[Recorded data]
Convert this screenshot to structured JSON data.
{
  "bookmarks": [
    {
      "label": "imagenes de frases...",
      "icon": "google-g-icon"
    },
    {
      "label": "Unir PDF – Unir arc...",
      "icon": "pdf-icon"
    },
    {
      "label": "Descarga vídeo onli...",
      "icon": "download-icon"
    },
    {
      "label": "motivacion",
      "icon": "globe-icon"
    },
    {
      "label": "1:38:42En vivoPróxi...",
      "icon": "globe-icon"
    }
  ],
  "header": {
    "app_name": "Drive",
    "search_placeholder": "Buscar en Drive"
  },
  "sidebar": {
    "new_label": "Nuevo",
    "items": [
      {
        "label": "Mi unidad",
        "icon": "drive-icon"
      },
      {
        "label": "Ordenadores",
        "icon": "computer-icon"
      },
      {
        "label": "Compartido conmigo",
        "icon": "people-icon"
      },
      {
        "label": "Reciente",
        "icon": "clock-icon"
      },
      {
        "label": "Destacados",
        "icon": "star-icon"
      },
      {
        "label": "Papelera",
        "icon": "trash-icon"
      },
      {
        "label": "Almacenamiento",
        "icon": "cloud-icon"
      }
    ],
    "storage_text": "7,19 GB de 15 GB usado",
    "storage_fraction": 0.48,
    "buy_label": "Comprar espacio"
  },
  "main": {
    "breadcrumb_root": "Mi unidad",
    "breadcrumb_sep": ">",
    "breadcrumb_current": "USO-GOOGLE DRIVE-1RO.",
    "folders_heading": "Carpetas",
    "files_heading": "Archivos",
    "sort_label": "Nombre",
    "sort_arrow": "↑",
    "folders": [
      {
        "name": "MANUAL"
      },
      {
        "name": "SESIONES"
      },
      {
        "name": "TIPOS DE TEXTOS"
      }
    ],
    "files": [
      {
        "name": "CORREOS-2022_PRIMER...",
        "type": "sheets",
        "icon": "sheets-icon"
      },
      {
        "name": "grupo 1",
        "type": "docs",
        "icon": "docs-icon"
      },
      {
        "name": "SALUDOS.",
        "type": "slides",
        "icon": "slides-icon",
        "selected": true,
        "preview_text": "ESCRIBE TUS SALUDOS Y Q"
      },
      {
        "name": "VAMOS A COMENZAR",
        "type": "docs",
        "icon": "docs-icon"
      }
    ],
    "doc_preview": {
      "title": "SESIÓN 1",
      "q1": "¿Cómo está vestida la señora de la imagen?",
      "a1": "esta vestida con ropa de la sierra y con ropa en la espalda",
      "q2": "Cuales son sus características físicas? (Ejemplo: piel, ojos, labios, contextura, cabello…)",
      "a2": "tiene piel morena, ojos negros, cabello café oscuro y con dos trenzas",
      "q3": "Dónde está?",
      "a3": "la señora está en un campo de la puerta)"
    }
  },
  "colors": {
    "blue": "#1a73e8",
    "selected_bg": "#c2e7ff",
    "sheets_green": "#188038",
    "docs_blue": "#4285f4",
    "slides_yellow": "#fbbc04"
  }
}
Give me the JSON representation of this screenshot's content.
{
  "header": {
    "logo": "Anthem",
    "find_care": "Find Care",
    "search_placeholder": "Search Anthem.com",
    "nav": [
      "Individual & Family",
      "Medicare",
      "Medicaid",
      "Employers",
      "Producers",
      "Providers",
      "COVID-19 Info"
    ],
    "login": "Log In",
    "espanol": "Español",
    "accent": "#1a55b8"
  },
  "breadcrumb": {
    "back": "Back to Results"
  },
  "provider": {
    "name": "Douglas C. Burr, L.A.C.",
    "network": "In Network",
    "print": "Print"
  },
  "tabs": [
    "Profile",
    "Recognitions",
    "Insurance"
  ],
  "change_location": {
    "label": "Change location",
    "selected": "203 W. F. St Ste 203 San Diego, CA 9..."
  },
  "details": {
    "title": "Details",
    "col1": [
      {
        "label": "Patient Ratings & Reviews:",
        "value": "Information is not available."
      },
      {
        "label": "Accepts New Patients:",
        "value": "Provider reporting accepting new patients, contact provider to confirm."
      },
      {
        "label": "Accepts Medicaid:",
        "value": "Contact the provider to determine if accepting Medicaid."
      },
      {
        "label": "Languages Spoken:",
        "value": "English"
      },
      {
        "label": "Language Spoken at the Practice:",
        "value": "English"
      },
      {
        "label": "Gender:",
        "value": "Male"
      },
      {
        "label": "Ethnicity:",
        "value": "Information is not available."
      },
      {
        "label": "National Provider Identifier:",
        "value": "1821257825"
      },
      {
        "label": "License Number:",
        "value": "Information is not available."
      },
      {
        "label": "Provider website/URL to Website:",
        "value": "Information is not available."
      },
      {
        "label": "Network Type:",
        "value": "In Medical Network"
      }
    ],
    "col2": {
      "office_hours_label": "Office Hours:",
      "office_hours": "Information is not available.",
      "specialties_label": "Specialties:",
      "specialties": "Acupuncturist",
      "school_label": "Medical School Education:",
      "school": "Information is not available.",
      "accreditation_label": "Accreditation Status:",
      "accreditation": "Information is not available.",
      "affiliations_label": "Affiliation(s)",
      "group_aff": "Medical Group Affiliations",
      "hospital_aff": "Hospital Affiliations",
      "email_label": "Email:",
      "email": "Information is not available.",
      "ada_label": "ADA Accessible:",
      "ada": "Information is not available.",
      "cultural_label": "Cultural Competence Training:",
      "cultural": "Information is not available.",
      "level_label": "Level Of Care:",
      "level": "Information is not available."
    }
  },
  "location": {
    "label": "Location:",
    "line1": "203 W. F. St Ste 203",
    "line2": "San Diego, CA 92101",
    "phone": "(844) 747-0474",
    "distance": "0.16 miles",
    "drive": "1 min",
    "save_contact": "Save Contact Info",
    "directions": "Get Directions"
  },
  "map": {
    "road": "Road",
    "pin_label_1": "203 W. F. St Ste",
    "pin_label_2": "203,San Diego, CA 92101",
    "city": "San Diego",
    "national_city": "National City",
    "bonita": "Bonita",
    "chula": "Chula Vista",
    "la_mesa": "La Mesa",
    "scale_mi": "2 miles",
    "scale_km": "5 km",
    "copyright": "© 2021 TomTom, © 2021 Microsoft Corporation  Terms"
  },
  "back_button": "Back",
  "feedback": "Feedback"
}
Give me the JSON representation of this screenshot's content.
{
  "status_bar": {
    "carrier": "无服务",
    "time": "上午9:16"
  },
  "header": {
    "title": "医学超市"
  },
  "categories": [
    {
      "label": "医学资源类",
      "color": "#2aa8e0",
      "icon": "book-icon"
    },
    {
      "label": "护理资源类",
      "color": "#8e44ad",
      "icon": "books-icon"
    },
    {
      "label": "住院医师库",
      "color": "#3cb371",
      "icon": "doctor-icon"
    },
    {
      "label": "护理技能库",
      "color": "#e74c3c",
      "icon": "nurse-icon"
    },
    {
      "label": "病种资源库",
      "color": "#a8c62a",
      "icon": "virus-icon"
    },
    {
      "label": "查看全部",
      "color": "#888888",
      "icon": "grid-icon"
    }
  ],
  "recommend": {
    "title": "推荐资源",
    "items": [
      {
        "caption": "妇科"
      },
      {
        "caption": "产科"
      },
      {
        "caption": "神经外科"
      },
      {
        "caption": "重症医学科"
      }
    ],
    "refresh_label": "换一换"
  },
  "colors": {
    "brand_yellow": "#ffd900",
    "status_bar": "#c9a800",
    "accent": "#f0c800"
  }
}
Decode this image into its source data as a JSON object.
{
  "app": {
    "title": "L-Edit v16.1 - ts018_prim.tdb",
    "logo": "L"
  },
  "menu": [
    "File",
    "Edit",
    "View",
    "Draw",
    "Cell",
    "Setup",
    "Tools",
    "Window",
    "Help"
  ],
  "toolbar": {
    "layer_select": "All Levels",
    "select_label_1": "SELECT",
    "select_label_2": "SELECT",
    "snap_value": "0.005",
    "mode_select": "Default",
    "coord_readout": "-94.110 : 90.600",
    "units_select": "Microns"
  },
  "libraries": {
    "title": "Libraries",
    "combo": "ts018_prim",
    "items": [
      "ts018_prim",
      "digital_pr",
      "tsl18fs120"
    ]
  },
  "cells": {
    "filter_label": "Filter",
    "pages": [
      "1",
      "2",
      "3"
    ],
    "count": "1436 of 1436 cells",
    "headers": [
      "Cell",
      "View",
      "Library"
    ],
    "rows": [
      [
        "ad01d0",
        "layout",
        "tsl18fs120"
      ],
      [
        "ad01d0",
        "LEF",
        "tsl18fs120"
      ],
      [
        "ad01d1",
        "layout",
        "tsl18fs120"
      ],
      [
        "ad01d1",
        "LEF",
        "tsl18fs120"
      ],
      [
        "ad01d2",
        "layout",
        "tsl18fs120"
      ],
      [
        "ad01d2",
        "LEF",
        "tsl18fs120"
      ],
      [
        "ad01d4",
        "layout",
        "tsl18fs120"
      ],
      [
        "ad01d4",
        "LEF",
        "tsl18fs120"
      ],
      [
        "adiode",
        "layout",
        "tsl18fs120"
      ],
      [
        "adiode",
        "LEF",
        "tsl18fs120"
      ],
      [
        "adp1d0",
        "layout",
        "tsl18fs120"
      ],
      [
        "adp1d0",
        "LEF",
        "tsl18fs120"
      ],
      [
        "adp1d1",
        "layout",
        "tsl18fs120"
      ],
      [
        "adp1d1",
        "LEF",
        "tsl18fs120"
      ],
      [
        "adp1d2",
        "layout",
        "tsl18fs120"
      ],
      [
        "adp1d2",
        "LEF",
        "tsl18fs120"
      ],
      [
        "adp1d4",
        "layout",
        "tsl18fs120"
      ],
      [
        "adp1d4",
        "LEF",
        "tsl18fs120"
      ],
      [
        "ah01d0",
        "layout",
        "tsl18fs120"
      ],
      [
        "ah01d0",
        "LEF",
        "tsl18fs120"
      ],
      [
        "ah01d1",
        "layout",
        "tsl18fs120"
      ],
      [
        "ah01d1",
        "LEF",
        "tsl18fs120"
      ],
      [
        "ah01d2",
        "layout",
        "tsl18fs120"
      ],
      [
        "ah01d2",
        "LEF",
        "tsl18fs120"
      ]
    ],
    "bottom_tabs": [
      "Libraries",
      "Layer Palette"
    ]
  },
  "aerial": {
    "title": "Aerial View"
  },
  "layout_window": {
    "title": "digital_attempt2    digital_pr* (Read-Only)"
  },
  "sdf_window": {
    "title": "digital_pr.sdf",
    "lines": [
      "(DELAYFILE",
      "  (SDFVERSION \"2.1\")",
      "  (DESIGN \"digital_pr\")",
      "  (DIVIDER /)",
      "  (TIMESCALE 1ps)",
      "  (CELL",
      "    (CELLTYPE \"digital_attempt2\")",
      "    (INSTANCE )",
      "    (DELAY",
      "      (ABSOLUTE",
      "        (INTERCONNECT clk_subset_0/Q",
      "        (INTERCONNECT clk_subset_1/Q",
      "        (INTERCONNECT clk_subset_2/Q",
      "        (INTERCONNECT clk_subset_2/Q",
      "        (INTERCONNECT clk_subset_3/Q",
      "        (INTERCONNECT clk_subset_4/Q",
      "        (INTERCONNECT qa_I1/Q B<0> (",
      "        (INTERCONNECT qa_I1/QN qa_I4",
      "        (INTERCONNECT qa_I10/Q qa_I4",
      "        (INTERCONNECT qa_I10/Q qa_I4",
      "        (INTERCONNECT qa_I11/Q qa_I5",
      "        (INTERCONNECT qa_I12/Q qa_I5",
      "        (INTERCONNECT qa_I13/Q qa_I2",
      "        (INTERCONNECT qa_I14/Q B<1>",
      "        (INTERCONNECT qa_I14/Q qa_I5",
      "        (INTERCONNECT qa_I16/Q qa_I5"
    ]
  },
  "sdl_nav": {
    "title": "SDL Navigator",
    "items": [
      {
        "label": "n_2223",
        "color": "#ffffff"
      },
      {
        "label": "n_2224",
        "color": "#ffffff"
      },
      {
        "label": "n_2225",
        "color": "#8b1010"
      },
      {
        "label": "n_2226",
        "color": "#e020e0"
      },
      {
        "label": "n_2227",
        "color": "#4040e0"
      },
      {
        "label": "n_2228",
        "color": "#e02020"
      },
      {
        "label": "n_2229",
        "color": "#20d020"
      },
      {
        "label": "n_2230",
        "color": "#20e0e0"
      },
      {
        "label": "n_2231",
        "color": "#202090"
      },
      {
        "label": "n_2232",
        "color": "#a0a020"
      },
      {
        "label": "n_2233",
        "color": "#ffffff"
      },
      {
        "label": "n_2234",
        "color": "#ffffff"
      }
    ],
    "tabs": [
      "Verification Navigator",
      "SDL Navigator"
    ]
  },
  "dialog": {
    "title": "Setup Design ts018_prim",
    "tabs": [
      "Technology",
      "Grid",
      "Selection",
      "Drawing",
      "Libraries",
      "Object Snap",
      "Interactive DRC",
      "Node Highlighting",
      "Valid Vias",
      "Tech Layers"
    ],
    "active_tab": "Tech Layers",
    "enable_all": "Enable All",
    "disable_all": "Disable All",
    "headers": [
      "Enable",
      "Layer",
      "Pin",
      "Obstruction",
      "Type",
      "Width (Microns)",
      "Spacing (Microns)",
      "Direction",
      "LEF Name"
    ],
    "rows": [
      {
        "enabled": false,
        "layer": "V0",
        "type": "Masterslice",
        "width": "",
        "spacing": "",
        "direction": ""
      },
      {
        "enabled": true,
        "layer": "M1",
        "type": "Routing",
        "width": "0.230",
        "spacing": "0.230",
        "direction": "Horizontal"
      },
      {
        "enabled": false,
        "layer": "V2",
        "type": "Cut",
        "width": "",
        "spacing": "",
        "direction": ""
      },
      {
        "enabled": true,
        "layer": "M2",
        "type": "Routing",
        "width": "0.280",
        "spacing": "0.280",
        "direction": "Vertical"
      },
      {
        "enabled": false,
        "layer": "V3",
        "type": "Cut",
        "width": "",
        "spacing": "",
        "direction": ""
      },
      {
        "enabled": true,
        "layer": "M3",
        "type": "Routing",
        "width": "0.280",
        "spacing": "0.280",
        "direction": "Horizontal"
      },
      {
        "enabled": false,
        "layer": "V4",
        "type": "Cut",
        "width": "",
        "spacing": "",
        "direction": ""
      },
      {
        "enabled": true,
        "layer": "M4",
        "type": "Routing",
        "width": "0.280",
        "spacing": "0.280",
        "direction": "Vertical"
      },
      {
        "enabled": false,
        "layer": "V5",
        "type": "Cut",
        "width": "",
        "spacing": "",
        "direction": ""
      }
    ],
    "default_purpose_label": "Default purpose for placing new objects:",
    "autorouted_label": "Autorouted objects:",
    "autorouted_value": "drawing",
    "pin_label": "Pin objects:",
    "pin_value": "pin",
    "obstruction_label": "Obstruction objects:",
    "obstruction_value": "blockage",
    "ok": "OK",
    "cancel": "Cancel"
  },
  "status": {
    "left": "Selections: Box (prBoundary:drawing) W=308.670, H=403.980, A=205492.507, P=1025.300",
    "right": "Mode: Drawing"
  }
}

_INSTRUCTIONS TO FOLLOW:_ Where a line of the records includes "available", copy it.

_EXPECTED OUTPUT:_
        "value": "Information is not available."
        "value": "Information is not available."
        "value": "Information is not available."
        "value": "Information is not available."
      "office_hours": "Information is not available.",
      "school": "Information is not available.",
      "accreditation": "Information is not available.",
      "email": "Information is not available.",
      "ada": "Information is not available.",
      "cultural": "Information is not available.",
      "level": "Information is not available."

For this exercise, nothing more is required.